WRITTEN PROBLEM
Extract all of the data and reproduce it precisely.

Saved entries
⁂
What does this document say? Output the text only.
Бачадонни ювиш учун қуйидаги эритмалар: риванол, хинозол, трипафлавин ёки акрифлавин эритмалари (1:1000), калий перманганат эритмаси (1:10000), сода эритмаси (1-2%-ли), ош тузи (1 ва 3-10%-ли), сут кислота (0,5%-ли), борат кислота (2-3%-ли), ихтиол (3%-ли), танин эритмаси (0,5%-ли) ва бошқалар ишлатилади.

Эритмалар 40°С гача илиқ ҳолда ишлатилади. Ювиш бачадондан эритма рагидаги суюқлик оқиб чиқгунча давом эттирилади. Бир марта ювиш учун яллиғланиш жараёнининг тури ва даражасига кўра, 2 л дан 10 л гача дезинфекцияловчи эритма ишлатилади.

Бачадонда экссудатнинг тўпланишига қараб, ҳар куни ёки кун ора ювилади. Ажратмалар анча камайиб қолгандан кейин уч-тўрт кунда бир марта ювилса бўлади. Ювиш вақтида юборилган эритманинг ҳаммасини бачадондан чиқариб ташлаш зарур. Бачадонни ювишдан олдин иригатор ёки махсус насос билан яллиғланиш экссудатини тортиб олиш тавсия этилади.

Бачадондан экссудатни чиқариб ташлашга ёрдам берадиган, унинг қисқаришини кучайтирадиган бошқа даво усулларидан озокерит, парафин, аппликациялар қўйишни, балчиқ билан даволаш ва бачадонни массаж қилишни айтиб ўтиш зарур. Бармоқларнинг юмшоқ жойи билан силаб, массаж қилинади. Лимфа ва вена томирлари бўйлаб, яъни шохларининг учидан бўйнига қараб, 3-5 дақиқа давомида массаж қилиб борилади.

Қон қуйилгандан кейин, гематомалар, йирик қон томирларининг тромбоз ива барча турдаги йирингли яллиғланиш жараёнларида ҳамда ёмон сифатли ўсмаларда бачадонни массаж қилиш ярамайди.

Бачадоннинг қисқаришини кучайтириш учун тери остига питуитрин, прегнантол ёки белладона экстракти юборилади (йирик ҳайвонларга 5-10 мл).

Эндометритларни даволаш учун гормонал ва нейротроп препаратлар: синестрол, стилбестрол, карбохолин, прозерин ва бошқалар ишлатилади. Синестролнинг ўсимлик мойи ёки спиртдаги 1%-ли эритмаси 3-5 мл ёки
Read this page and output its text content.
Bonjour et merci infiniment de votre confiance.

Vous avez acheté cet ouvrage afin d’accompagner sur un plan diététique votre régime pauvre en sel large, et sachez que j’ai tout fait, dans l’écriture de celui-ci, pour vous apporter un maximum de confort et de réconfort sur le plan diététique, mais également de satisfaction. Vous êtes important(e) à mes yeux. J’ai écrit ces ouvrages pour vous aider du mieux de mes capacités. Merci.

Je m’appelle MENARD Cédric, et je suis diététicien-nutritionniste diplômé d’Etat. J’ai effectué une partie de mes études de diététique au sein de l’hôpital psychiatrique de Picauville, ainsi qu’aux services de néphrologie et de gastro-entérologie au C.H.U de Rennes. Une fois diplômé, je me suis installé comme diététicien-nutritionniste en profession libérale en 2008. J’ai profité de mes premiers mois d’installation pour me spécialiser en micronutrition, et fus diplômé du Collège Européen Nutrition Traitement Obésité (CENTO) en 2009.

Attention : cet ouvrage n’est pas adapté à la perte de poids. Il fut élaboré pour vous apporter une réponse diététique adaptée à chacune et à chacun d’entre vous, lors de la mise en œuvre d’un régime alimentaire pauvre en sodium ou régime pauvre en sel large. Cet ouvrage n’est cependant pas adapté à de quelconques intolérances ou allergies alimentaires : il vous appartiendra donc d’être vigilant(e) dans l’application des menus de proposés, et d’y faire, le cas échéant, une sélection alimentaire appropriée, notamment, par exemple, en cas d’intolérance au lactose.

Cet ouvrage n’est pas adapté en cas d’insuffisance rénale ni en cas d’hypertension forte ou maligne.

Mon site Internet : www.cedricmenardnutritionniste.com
⁂
ANSWER FOR THIS EXERCISE
What does this document say? Output the text only.
Бачадонни ювиш учун қуйидаги эритмалар: риванол, хинозол, трипафлавин ёки акрифлавин эритмалари (1:1000), калий перманганат эритмаси (1:10000), сода эритмаси (1-2%-ли), ош тузи (1 ва 3-10%-ли), сут кислота (0,5%-ли), борат кислота (2-3%-ли), ихтиол (3%-ли), танин эритмаси (0,5%-ли) ва бошқалар ишлатилади.

Эритмалар 40°С гача илиқ ҳолда ишлатилади. Ювиш бачадондан эритма рагидаги суюқлик оқиб чиқгунча давом эттирилади. Бир марта ювиш учун яллиғланиш жараёнининг тури ва даражасига кўра, 2 л дан 10 л гача дезинфекцияловчи эритма ишлатилади.

Бачадонда экссудатнинг тўпланишига қараб, ҳар куни ёки кун ора ювилади. Ажратмалар анча камайиб қолгандан кейин уч-тўрт кунда бир марта ювилса бўлади. Ювиш вақтида юборилган эритманинг ҳаммасини бачадондан чиқариб ташлаш зарур. Бачадонни ювишдан олдин иригатор ёки махсус насос билан яллиғланиш экссудатини тортиб олиш тавсия этилади.

Бачадондан экссудатни чиқариб ташлашга ёрдам берадиган, унинг қисқаришини кучайтирадиган бошқа даво усулларидан озокерит, парафин, аппликациялар қўйишни, балчиқ билан даволаш ва бачадонни массаж қилишни айтиб ўтиш зарур. Бармоқларнинг юмшоқ жойи билан силаб, массаж қилинади. Лимфа ва вена томирлари бўйлаб, яъни шохларининг учидан бўйнига қараб, 3-5 дақиқа давомида массаж қилиб борилади.

Қон қуйилгандан кейин, гематомалар, йирик қон томирларининг тромбоз ива барча турдаги йирингли яллиғланиш жараёнларида ҳамда ёмон сифатли ўсмаларда бачадонни массаж қилиш ярамайди.

Бачадоннинг қисқаришини кучайтириш учун тери остига питуитрин, прегнантол ёки белладона экстракти юборилади (йирик ҳайвонларга 5-10 мл).

Эндометритларни даволаш учун гормонал ва нейротроп препаратлар: синестрол, стилбестрол, карбохолин, прозерин ва бошқалар ишлатилади. Синестролнинг ўсимлик мойи ёки спиртдаги 1%-ли эритмаси 3-5 мл ёки
Read this page and output its text content.
Bonjour et merci infiniment de votre confiance.

Vous avez acheté cet ouvrage afin d’accompagner sur un plan diététique votre régime pauvre en sel large, et sachez que j’ai tout fait, dans l’écriture de celui-ci, pour vous apporter un maximum de confort et de réconfort sur le plan diététique, mais également de satisfaction. Vous êtes important(e) à mes yeux. J’ai écrit ces ouvrages pour vous aider du mieux de mes capacités. Merci.

Je m’appelle MENARD Cédric, et je suis diététicien-nutritionniste diplômé d’Etat. J’ai effectué une partie de mes études de diététique au sein de l’hôpital psychiatrique de Picauville, ainsi qu’aux services de néphrologie et de gastro-entérologie au C.H.U de Rennes. Une fois diplômé, je me suis installé comme diététicien-nutritionniste en profession libérale en 2008. J’ai profité de mes premiers mois d’installation pour me spécialiser en micronutrition, et fus diplômé du Collège Européen Nutrition Traitement Obésité (CENTO) en 2009.

Attention : cet ouvrage n’est pas adapté à la perte de poids. Il fut élaboré pour vous apporter une réponse diététique adaptée à chacune et à chacun d’entre vous, lors de la mise en œuvre d’un régime alimentaire pauvre en sodium ou régime pauvre en sel large. Cet ouvrage n’est cependant pas adapté à de quelconques intolérances ou allergies alimentaires : il vous appartiendra donc d’être vigilant(e) dans l’application des menus de proposés, et d’y faire, le cas échéant, une sélection alimentaire appropriée, notamment, par exemple, en cas d’intolérance au lactose.

Cet ouvrage n’est pas adapté en cas d’insuffisance rénale ni en cas d’hypertension forte ou maligne.

Mon site Internet : www.cedricmenardnutritionniste.com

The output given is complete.